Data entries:
----
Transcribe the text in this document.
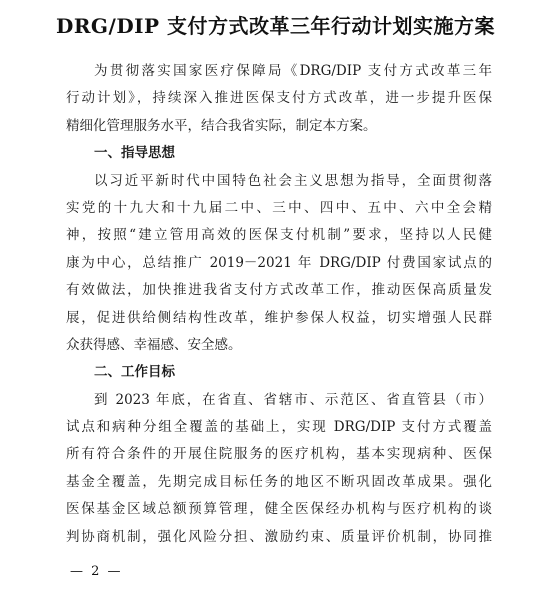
DRG/DIP 支付方式改革三年行动计划实施方案
为贯彻落实国家医疗保障局《DRG/DIP 支付方式改革三年
行动计划》，持续深入推进医保支付方式改革，进一步提升医保
精细化管理服务水平，结合我省实际，制定本方案。
一、指导思想
以习近平新时代中国特色社会主义思想为指导，全面贯彻落
实党的十九大和十九届二中、三中、四中、五中、六中全会精
神，按照“建立管用高效的医保支付机制”要求，坚持以人民健
康为中心，总结推广 2019－2021 年 DRG/DIP 付费国家试点的
有效做法，加快推进我省支付方式改革工作，推动医保高质量发
展，促进供给侧结构性改革，维护参保人权益，切实增强人民群
众获得感、幸福感、安全感。
二、工作目标
到 2023 年底，在省直、省辖市、示范区、省直管县（市）
试点和病种分组全覆盖的基础上，实现 DRG/DIP 支付方式覆盖
所有符合条件的开展住院服务的医疗机构，基本实现病种、医保
基金全覆盖，先期完成目标任务的地区不断巩固改革成果。强化
医保基金区域总额预算管理，健全医保经办机构与医疗机构的谈
判协商机制，强化风险分担、激励约束、质量评价机制，协同推
— 2 —
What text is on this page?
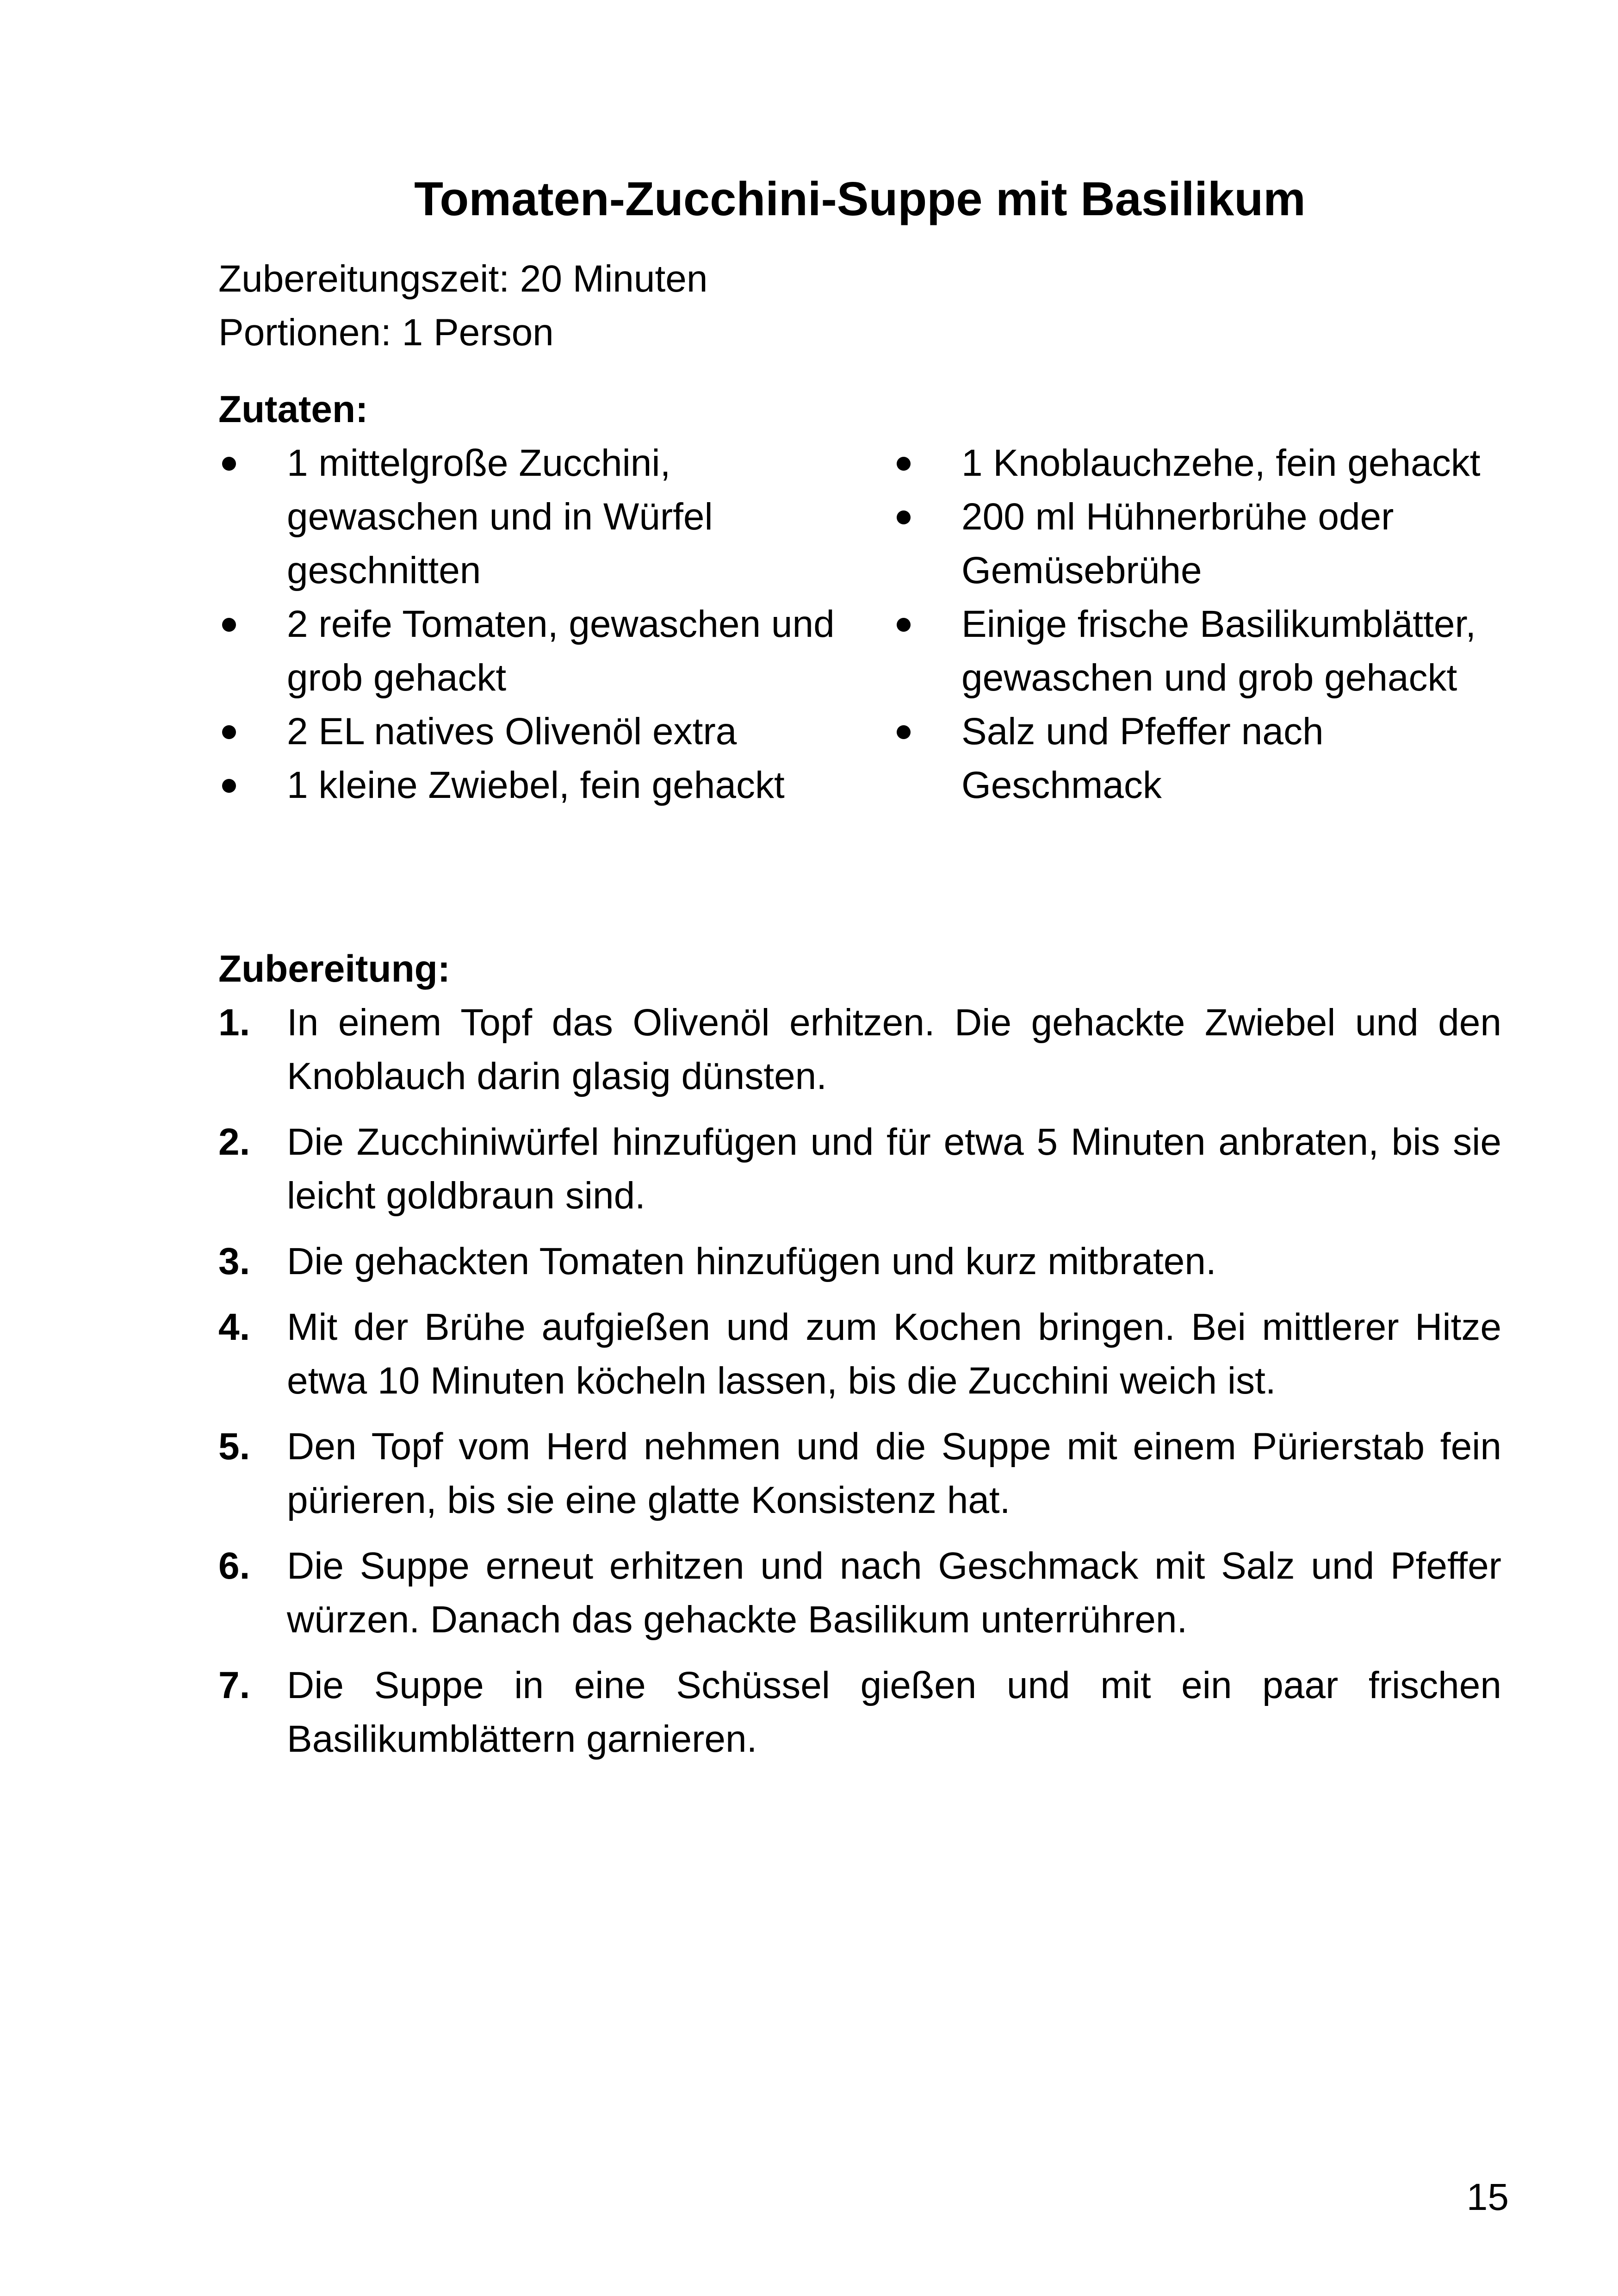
Tomaten-Zucchini-Suppe mit Basilikum
Zubereitungszeit: 20 Minuten
Portionen: 1 Person
Zutaten:
1 mittelgroße Zucchini, gewaschen und in Würfel geschnitten
2 reife Tomaten, gewaschen und grob gehackt
2 EL natives Olivenöl extra
1 kleine Zwiebel, fein gehackt
1 Knoblauchzehe, fein gehackt
200 ml Hühnerbrühe oder Gemüsebrühe
Einige frische Basilikumblätter, gewaschen und grob gehackt
Salz und Pfeffer nach Geschmack
Zubereitung:
1. In einem Topf das Olivenöl erhitzen. Die gehackte Zwiebel und den Knoblauch darin glasig dünsten.
2. Die Zucchiniwürfel hinzufügen und für etwa 5 Minuten anbraten, bis sie leicht goldbraun sind.
3. Die gehackten Tomaten hinzufügen und kurz mitbraten.
4. Mit der Brühe aufgießen und zum Kochen bringen. Bei mittlerer Hitze etwa 10 Minuten köcheln lassen, bis die Zucchini weich ist.
5. Den Topf vom Herd nehmen und die Suppe mit einem Pürierstab fein pürieren, bis sie eine glatte Konsistenz hat.
6. Die Suppe erneut erhitzen und nach Geschmack mit Salz und Pfeffer würzen. Danach das gehackte Basilikum unterrühren.
7. Die Suppe in eine Schüssel gießen und mit ein paar frischen Basilikumblättern garnieren.
15
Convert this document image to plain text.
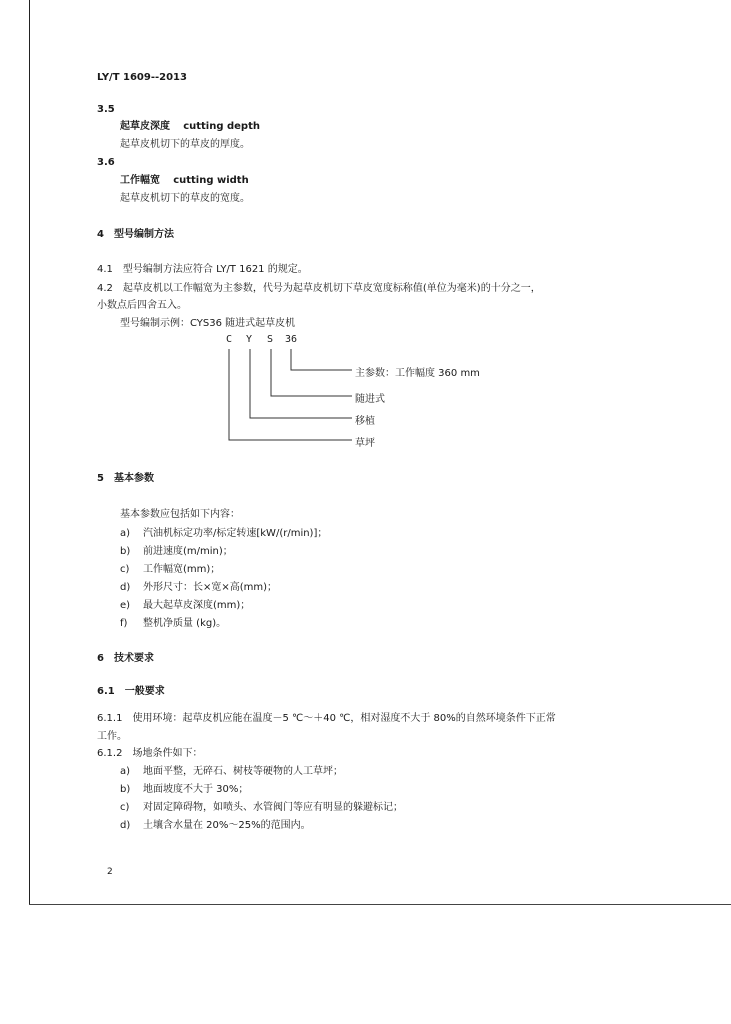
LY/T 1609--2013
3.5
起草皮深度 cutting depth
起草皮机切下的草皮的厚度。
3.6
工作幅宽 cutting width
起草皮机切下的草皮的宽度。
4　型号编制方法
4.1　型号编制方法应符合 LY/T 1621 的规定。
4.2　起草皮机以工作幅宽为主参数，代号为起草皮机切下草皮宽度标称值(单位为毫米)的十分之一，
小数点后四舍五入。
型号编制示例：CYS36 随进式起草皮机
C Y S 36
主参数：工作幅度 360 mm
随进式
移植
草坪
5　基本参数
基本参数应包括如下内容：
a) 汽油机标定功率/标定转速[kW/(r/min)]；
b) 前进速度(m/min)；
c) 工作幅宽(mm)；
d) 外形尺寸：长×宽×高(mm)；
e) 最大起草皮深度(mm)；
f) 整机净质量 (kg)。
6　技术要求
6.1　一般要求
6.1.1　使用环境：起草皮机应能在温度－5 ℃～＋40 ℃，相对湿度不大于 80%的自然环境条件下正常
工作。
6.1.2　场地条件如下：
a) 地面平整，无碎石、树枝等硬物的人工草坪；
b) 地面坡度不大于 30%；
c) 对固定障碍物，如喷头、水管阀门等应有明显的躲避标记；
d) 土壤含水量在 20%～25%的范围内。
2
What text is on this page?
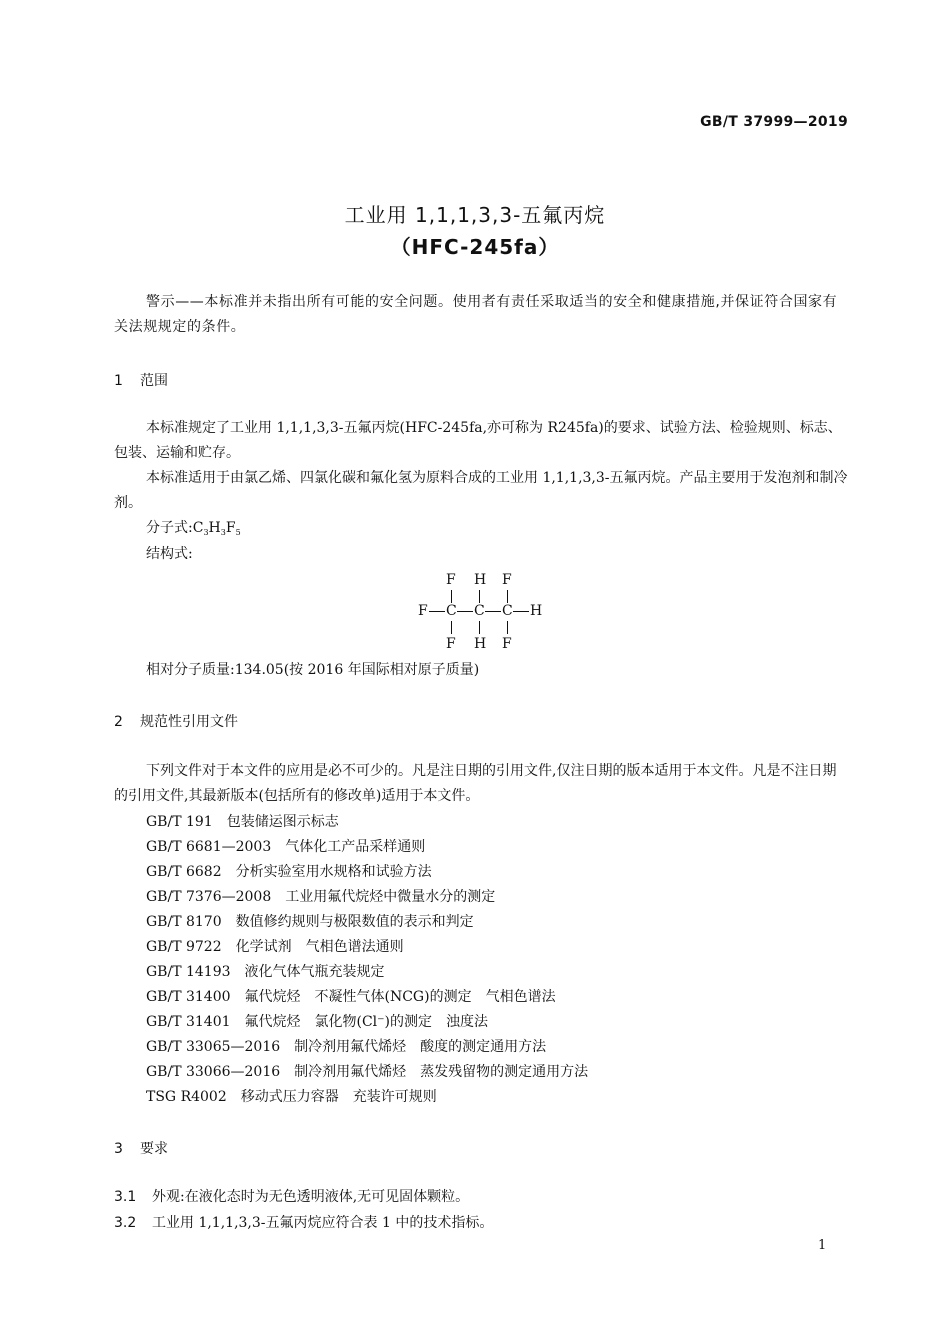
GB/T 37999—2019
工业用 1,1,1,3,3-五氟丙烷
（HFC-245fa）
警示——本标准并未指出所有可能的安全问题。使用者有责任采取适当的安全和健康措施,并保证符合国家有关法规规定的条件。
1 范围
本标准规定了工业用 1,1,1,3,3-五氟丙烷(HFC-245fa,亦可称为 R245fa)的要求、试验方法、检验规则、标志、包装、运输和贮存。
本标准适用于由氯乙烯、四氯化碳和氟化氢为原料合成的工业用 1,1,1,3,3-五氟丙烷。产品主要用于发泡剂和制冷剂。
分子式$:C_3H_3F_5$
结构式:
F H F
F C C C H
F H F
相对分子质量:134.05(按 2016 年国际相对原子质量)
2 规范性引用文件
下列文件对于本文件的应用是必不可少的。凡是注日期的引用文件,仅注日期的版本适用于本文件。凡是不注日期的引用文件,其最新版本(包括所有的修改单)适用于本文件。
GB/T 191　包装储运图示标志
GB/T 6681—2003　气体化工产品采样通则
GB/T 6682　分析实验室用水规格和试验方法
GB/T 7376—2008　工业用氟代烷烃中微量水分的测定
GB/T 8170　数值修约规则与极限数值的表示和判定
GB/T 9722　化学试剂　气相色谱法通则
GB/T 14193　液化气体气瓶充装规定
GB/T 31400　氟代烷烃　不凝性气体(NCG)的测定　气相色谱法
GB/T 31401　氟代烷烃　氯化物(Cl⁻)的测定　浊度法
GB/T 33065—2016　制冷剂用氟代烯烃　酸度的测定通用方法
GB/T 33066—2016　制冷剂用氟代烯烃　蒸发残留物的测定通用方法
TSG R4002　移动式压力容器　充装许可规则
3 要求
3.1 外观:在液化态时为无色透明液体,无可见固体颗粒。
3.2 工业用 1,1,1,3,3-五氟丙烷应符合表 1 中的技术指标。
1
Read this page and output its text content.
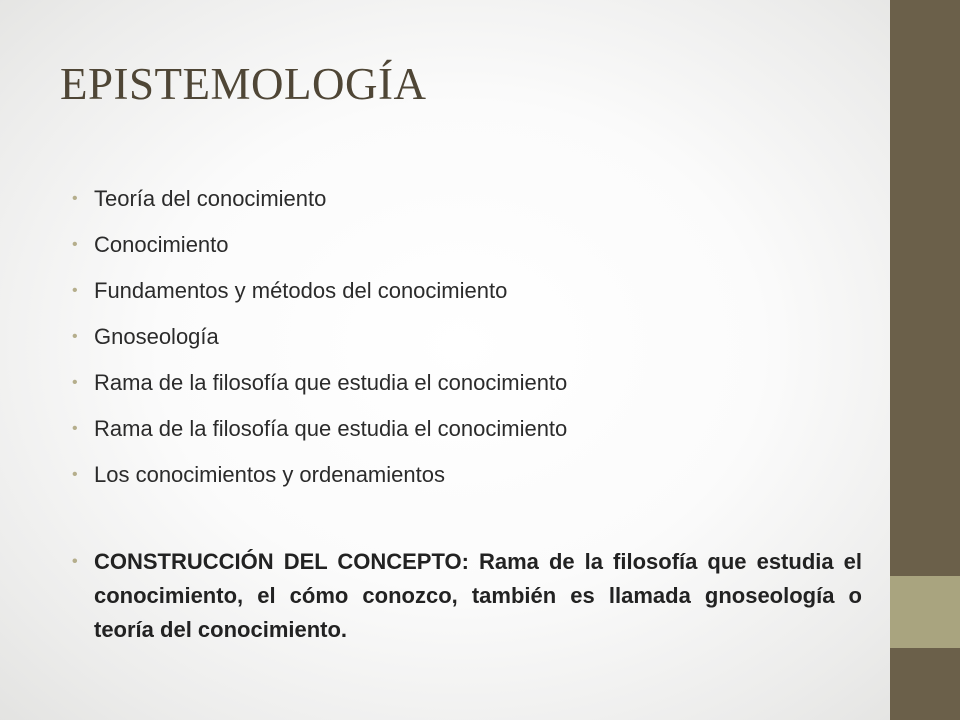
EPISTEMOLOGÍA
• Teoría del conocimiento
• Conocimiento
• Fundamentos y métodos del conocimiento
• Gnoseología
• Rama de la filosofía que estudia el conocimiento
• Rama de la filosofía que estudia el conocimiento
• Los conocimientos y ordenamientos
• CONSTRUCCIÓN DEL CONCEPTO: Rama de la filosofía que estudia el conocimiento, el cómo conozco, también es llamada gnoseología o teoría del conocimiento.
----
Print each line from the one containing "Convert this document image to plain text." through the last line of the listing, both included, exactly and with no pictures.

Convert this document image to plain text.
LY/T 1609--2013
3.5
起草皮深度 cutting depth
起草皮机切下的草皮的厚度。
3.6
工作幅宽 cutting width
起草皮机切下的草皮的宽度。
4　型号编制方法
4.1　型号编制方法应符合 LY/T 1621 的规定。
4.2　起草皮机以工作幅宽为主参数，代号为起草皮机切下草皮宽度标称值(单位为毫米)的十分之一，
小数点后四舍五入。
型号编制示例：CYS36 随进式起草皮机
C Y S 36
主参数：工作幅度 360 mm
随进式
移植
草坪
5　基本参数
基本参数应包括如下内容：
a) 汽油机标定功率/标定转速[kW/(r/min)]；
b) 前进速度(m/min)；
c) 工作幅宽(mm)；
d) 外形尺寸：长×宽×高(mm)；
e) 最大起草皮深度(mm)；
f) 整机净质量 (kg)。
6　技术要求
6.1　一般要求
6.1.1　使用环境：起草皮机应能在温度－5 ℃～＋40 ℃，相对湿度不大于 80%的自然环境条件下正常
工作。
6.1.2　场地条件如下：
a) 地面平整，无碎石、树枝等硬物的人工草坪；
b) 地面坡度不大于 30%；
c) 对固定障碍物，如喷头、水管阀门等应有明显的躲避标记；
d) 土壤含水量在 20%～25%的范围内。
2
What text is on this page?
GB/T 37999—2019
工业用 1,1,1,3,3-五氟丙烷
（HFC-245fa）
警示——本标准并未指出所有可能的安全问题。使用者有责任采取适当的安全和健康措施,并保证符合国家有关法规规定的条件。
1 范围
本标准规定了工业用 1,1,1,3,3-五氟丙烷(HFC-245fa,亦可称为 R245fa)的要求、试验方法、检验规则、标志、包装、运输和贮存。
本标准适用于由氯乙烯、四氯化碳和氟化氢为原料合成的工业用 1,1,1,3,3-五氟丙烷。产品主要用于发泡剂和制冷剂。
分子式$:C_3H_3F_5$
结构式:
F H F
F C C C H
F H F
相对分子质量:134.05(按 2016 年国际相对原子质量)
2 规范性引用文件
下列文件对于本文件的应用是必不可少的。凡是注日期的引用文件,仅注日期的版本适用于本文件。凡是不注日期的引用文件,其最新版本(包括所有的修改单)适用于本文件。
GB/T 191　包装储运图示标志
GB/T 6681—2003　气体化工产品采样通则
GB/T 6682　分析实验室用水规格和试验方法
GB/T 7376—2008　工业用氟代烷烃中微量水分的测定
GB/T 8170　数值修约规则与极限数值的表示和判定
GB/T 9722　化学试剂　气相色谱法通则
GB/T 14193　液化气体气瓶充装规定
GB/T 31400　氟代烷烃　不凝性气体(NCG)的测定　气相色谱法
GB/T 31401　氟代烷烃　氯化物(Cl⁻)的测定　浊度法
GB/T 33065—2016　制冷剂用氟代烯烃　酸度的测定通用方法
GB/T 33066—2016　制冷剂用氟代烯烃　蒸发残留物的测定通用方法
TSG R4002　移动式压力容器　充装许可规则
3 要求
3.1 外观:在液化态时为无色透明液体,无可见固体颗粒。
3.2 工业用 1,1,1,3,3-五氟丙烷应符合表 1 中的技术指标。
1
Read this page and output its text content.
EPISTEMOLOGÍA
• Teoría del conocimiento
• Conocimiento
• Fundamentos y métodos del conocimiento
• Gnoseología
• Rama de la filosofía que estudia el conocimiento
• Rama de la filosofía que estudia el conocimiento
• Los conocimientos y ordenamientos
• CONSTRUCCIÓN DEL CONCEPTO: Rama de la filosofía que estudia el conocimiento, el cómo conozco, también es llamada gnoseología o teoría del conocimiento.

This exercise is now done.